And if it was just the world that'd be great. But we moved to the church. We know that there are churches out there that teach, I believe not intentionally false but an error, lists of rules and do's and don'ts that sometimes can be supported by scripture and sometimes cannot be, that you must keep them or you are in danger of losing either your salvation or your connection with God or whatever they want to say.

But if you keep these rules, no matter what the state of your heart is, you are doing the right thing. We also see that there is teachings about how you can do things to merit, cause God to credit you merit to infuse grace. I don't know anybody here Roman Catholic. My dad's family, his side, he became a Protestant but they were all Roman Catholic and they had do's and don'ts that were scriptural in a sense, but they were all designed if they did them, that it earned the merit so that Christ or the church could infuse more grace to them.

It was a system where they said, if you do this, this and this, and we are in a time that's of a special importance to them, the Lenten season, they are told by the church that they are not to partake of meat on Friday. If they do, it is a sin and they must confess it and they must repent of that sin and follow what the church is commanding and if they do then God or the church Christ will infuse more mercy or grace to them. So we see that the church is not outside that realm of legalistic doctrine to work your way to salvation.

We also see the church is not out of the licentious side. There are churches that teach that all you need to do is believe that Jesus saves and you are fine. You can live your life any way you want as long as you assent, Doug mentioned it this morning, as long as you assent that Jesus saves from sin. In this case, they're wanting to be saved in their sin.

They are told that it is okay, that all you need to do is ask for forgiveness when you fall, and that is a truth. There is a tremendous amount of grace and we're going to touch on that verse from 1 John when he said, I write these things so that you may not sin, but if you do sin, there is an advocate, a mediator. It leads to that we will sin and need to ask for forgiveness, but we can't live a sinful lifestyle and expect that we are truly saved by the gospel of Jesus Christ. So reading Colossians 5 through 8 can lead us down to many errors if we do not read those verses in context. This is why I subtitled today's message.

The message was titled Mortification of Sin, but the subtitle is Sanctification by Grace. If you will hear the word of the Lord, I'd like to read to you Colossians 3, 1 through 5a. If then we have been raised with Christ, seek the things that are above where Christ is seated at the right hand of God.

Set your minds on the things that are above, not on the things that are on the earth. For you have died and your life is hidden with Christ in God. When Christ, who is your life, appears, then you also will appear with him in glory. Put to death, therefore, what is earthly in you. Verse 5 becomes a new verse when we take the context of verses 1 through 4 and apply it to what is being taught. We do clearly see that mortification of sin is being taught.

We are to put to death those things that are earthly in us or sinful in us. You know, this isn't the only section of scripture that challenges us. 1 Peter 1 16, be ye holy as God is holy.

- [Listed entries]:

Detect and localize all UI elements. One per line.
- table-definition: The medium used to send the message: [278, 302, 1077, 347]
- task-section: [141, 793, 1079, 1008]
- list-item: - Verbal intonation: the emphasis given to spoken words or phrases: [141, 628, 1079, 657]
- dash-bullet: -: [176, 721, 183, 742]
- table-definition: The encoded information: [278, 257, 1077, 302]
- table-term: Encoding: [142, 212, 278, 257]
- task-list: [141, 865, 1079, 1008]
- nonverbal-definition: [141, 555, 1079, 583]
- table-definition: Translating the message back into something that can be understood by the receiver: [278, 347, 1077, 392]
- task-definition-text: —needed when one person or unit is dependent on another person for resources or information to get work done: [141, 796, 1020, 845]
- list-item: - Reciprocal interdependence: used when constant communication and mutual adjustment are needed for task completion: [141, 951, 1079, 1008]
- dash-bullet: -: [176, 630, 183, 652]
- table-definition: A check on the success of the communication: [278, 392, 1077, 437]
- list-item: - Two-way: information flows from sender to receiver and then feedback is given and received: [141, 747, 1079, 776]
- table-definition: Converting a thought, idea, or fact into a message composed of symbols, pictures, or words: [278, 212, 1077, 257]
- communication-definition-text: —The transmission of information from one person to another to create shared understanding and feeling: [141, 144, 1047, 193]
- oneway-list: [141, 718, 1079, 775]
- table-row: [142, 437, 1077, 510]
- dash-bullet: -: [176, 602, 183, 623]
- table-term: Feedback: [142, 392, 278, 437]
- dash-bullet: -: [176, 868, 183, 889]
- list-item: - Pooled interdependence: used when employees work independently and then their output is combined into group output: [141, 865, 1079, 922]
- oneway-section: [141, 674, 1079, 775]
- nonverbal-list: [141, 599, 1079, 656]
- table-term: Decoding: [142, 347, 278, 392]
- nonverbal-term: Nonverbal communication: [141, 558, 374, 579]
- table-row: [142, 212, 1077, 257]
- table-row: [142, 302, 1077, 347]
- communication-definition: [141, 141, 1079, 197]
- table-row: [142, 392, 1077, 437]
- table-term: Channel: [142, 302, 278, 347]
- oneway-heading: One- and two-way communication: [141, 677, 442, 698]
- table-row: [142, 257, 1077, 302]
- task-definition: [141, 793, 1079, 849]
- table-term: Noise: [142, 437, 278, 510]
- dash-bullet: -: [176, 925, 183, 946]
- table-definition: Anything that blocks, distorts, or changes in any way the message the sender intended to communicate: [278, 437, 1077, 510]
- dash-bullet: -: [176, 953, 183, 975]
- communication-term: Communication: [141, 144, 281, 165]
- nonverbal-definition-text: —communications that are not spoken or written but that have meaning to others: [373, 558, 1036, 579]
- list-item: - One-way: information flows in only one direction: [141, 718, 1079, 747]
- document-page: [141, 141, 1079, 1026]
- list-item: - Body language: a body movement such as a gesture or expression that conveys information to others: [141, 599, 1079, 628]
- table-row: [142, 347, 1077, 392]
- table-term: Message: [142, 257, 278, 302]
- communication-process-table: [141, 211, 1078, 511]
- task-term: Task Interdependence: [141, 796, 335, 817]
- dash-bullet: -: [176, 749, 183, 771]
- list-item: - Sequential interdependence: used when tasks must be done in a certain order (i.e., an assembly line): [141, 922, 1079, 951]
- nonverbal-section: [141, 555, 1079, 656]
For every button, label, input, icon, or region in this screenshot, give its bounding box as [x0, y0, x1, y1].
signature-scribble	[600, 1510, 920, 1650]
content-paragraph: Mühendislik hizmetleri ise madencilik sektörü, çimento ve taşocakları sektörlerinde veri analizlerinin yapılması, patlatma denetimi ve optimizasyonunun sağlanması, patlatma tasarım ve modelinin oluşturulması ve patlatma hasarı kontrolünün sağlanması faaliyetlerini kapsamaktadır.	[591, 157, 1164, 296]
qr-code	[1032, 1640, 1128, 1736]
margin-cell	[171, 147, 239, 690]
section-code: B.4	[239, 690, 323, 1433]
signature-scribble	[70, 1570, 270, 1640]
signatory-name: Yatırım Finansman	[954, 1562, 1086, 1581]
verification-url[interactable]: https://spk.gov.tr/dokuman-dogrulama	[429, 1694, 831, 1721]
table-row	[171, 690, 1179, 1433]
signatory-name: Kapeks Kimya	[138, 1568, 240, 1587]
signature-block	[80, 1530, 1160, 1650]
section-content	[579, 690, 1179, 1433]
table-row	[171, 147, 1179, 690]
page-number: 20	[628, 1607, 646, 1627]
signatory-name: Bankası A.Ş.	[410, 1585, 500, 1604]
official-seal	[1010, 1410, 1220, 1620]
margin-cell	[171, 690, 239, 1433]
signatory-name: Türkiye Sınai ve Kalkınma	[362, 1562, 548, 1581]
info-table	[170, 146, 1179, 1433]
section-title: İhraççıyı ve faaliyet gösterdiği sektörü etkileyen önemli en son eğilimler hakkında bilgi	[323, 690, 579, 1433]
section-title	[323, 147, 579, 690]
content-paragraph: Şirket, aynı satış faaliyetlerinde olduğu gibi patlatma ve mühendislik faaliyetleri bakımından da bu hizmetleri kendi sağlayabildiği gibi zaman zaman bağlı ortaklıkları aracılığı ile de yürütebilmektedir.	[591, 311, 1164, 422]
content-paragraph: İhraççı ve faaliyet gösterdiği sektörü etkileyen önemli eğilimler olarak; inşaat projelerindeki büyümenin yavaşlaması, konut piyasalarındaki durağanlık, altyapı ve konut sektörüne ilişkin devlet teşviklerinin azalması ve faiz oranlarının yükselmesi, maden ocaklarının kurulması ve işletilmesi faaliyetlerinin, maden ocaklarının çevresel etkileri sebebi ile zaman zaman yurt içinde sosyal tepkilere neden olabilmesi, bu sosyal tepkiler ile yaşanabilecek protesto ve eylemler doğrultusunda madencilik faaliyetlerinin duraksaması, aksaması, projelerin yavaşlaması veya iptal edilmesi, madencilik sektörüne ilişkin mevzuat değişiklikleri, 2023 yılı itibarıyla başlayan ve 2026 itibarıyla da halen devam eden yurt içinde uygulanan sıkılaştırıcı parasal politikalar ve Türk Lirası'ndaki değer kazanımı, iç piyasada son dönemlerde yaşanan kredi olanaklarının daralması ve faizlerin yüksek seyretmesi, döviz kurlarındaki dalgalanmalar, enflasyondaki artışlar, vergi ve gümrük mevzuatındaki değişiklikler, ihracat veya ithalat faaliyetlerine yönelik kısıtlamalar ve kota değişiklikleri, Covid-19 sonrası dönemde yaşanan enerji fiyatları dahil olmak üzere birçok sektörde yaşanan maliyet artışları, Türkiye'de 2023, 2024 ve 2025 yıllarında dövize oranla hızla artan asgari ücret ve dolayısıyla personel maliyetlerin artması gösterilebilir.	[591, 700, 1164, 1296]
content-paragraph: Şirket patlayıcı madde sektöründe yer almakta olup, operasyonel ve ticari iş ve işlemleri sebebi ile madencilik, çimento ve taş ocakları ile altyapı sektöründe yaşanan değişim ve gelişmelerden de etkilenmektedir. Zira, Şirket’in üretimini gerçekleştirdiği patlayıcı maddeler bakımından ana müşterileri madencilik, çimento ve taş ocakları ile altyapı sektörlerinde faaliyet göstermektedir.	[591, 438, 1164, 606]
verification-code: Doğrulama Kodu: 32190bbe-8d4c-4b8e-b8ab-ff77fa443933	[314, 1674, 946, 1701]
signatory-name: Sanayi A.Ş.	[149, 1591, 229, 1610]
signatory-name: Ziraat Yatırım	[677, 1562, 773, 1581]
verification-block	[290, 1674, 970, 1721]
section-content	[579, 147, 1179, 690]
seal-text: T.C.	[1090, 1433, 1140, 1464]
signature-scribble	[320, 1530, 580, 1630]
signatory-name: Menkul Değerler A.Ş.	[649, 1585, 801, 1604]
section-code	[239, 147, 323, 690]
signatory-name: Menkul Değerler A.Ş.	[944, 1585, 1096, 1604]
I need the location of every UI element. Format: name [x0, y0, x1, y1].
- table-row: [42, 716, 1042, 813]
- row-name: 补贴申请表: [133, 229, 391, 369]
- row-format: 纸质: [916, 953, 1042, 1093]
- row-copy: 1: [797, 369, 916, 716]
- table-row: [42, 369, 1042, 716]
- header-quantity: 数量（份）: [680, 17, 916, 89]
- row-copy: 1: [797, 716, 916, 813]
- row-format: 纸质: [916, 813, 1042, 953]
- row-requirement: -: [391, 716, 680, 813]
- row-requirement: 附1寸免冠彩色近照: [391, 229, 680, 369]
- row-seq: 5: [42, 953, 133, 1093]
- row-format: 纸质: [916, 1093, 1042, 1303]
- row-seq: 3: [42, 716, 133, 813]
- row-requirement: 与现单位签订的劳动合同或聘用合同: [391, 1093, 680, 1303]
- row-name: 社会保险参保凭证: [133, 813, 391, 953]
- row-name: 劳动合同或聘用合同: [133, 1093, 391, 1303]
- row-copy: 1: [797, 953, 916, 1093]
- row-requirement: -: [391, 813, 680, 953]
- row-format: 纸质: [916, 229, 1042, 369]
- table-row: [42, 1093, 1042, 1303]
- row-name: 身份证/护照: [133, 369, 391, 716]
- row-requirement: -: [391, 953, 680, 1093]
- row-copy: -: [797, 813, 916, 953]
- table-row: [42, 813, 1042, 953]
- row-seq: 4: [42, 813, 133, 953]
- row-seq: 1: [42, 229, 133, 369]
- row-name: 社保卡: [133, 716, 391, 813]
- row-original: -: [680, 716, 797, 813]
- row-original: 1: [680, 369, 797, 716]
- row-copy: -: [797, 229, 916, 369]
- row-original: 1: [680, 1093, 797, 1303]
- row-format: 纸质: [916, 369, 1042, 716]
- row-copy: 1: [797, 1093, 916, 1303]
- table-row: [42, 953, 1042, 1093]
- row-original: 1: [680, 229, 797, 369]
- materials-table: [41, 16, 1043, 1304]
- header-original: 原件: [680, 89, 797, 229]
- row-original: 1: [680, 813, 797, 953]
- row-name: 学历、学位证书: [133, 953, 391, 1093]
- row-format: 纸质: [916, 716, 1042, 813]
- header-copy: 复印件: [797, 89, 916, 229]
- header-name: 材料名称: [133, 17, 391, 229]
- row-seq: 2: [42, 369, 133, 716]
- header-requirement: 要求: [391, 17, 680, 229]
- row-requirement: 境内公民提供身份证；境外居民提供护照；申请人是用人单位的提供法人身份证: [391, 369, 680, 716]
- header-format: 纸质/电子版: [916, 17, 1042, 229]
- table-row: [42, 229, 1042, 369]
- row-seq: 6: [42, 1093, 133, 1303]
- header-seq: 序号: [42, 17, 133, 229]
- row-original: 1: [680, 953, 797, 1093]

- [Exercise instructions]:
1. According to the sermon on mortification of sin, what subtitle was given to that message?
2. Continue the sermon on mortification of sin, starting right after its last sentence.

- [Answer set]:
1. Sanctification by Grace.

2.
You have from Matthew 5 48, the Sermon on the Mount, you must therefore be perfect as he is perfect. You know, in Sunday school we've been discussing the parables of Christ and we've been focusing on the parables of the Christian life, how we are to live. Jesus is teaching in parables of how a Christian is to live. And each of these parables that we've covered reveal a responsibility that we have, that scripture gives us, that Christ gives us. In the wise and foolish builders, we saw that we must walk what we profess.

In the two sons, repent and obey. In the lamp under a jar, we are to have a soberness in our hearing and our doing. And so I would end Sunday school classes with giving us an application or something that we must go out and do. And my concern was I wasn't tying it to relying fully on the grace of the Holy Spirit.

We're very easy in a church or in a Sunday school setting, able to speak what the text tells us to speak. But in that application, not drive you back to the very thought of how we can do the thing we're being called to do. You know, in the reformed faith, we talk about us in our natural state being unable to respond.

We're going to touch on tonight those ways God enables us to respond. And yes, it is in the form of regenerating us and bringing us to justification before a holy right and just God. But it is also grace that enables us to do the things he calls us to do.

We are not unable once we are regenerated, because it is the grace of God through the Holy Spirit who enables us. When we look at the text tonight of Colossians one through five, and actually one we can go to eight or we can go clear through to verse 17. The text gives us the way in which you and I can carry out our responsibility. We see from the text that it is not by us looking inward or pulling us up by our boots ourselves up by our bootstraps, but it is by looking especially in those first four verses by looking at the work of Christ, and what he has done that will enable us to do the work that God is calling us to do. I would like to share two points this evening from this text that teaches how we are to mortify our sin to put to death those earthly things in us. And we need to remember that both of these have their common foundation in God's grace. The two points that I'm going to look at number one is only the regenerate can mortify sin. Number two, mortification can only occur when we seek and set our minds on the things of Christ.

As we move to these points, I want to make it clear. I am not up here preaching tonight that we can completely mortify sin in us and attain sinless perfection in this life. As Doug touched on it this morning, this side of the consummation while we are drawing breath, we will not be perfect. Philippians 3-12 Paul says those words that not that I have attained or am perfect.

First John 2 one and two. If you say you have no sin you deceive yourself. Understand we are not going to attain sinless perfection. But that does not change the fact that God is commanding you and I to live a life of continual battle against sin to glorify Christ. Don't forget that you are called to a war.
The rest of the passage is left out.